#### [Task directions]
Select, from the material below, each line with "包括航班" in it.

###

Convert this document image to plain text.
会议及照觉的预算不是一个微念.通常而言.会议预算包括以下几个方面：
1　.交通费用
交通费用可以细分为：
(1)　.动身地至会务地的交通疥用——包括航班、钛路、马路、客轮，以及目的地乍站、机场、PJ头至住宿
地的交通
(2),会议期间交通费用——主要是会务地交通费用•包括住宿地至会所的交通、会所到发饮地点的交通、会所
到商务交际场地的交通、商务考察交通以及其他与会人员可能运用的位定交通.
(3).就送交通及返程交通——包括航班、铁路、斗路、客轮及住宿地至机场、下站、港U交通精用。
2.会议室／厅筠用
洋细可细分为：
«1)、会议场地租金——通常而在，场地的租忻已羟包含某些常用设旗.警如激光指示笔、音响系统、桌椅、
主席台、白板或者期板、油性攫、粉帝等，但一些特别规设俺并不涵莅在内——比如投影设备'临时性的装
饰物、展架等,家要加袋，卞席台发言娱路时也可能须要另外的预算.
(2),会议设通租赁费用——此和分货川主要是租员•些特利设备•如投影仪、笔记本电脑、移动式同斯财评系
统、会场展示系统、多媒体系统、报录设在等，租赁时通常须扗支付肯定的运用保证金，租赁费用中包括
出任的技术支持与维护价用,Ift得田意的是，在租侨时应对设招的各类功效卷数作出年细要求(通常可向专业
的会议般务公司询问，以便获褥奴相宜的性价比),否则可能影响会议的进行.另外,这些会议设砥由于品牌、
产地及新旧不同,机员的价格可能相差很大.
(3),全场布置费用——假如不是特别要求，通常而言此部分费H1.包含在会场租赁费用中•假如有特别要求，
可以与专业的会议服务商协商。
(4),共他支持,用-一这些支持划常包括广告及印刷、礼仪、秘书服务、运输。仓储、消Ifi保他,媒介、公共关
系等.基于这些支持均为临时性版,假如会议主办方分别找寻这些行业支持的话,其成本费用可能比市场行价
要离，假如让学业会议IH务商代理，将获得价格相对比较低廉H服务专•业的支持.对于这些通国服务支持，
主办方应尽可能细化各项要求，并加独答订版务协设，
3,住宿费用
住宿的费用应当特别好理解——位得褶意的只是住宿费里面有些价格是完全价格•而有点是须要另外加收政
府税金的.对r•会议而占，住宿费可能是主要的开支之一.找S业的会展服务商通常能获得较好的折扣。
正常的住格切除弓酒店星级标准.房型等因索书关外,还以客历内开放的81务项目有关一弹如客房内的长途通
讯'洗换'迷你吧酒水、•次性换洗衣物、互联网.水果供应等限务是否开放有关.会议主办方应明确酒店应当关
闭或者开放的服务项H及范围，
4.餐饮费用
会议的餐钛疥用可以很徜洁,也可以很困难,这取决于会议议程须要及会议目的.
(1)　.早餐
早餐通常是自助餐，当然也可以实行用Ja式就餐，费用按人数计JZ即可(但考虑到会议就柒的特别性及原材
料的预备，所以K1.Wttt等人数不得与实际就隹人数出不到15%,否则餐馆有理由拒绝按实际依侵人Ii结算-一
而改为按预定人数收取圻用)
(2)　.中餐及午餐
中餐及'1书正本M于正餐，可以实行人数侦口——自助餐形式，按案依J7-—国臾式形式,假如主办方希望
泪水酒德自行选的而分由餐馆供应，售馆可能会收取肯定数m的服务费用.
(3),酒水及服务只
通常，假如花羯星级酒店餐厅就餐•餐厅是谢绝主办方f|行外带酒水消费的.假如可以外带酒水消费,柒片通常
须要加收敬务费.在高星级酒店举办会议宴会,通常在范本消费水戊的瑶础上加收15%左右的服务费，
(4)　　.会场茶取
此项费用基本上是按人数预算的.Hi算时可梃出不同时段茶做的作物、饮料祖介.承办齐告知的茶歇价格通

###

#### [Response to the task]
(1)　.动身地至会务地的交通疥用——包括航班、钛路、马路、客轮，以及目的地乍站、机场、PJ头至住宿
(3).就送交通及返程交通——包括航班、铁路、斗路、客轮及住宿地至机场、下站、港U交通精用。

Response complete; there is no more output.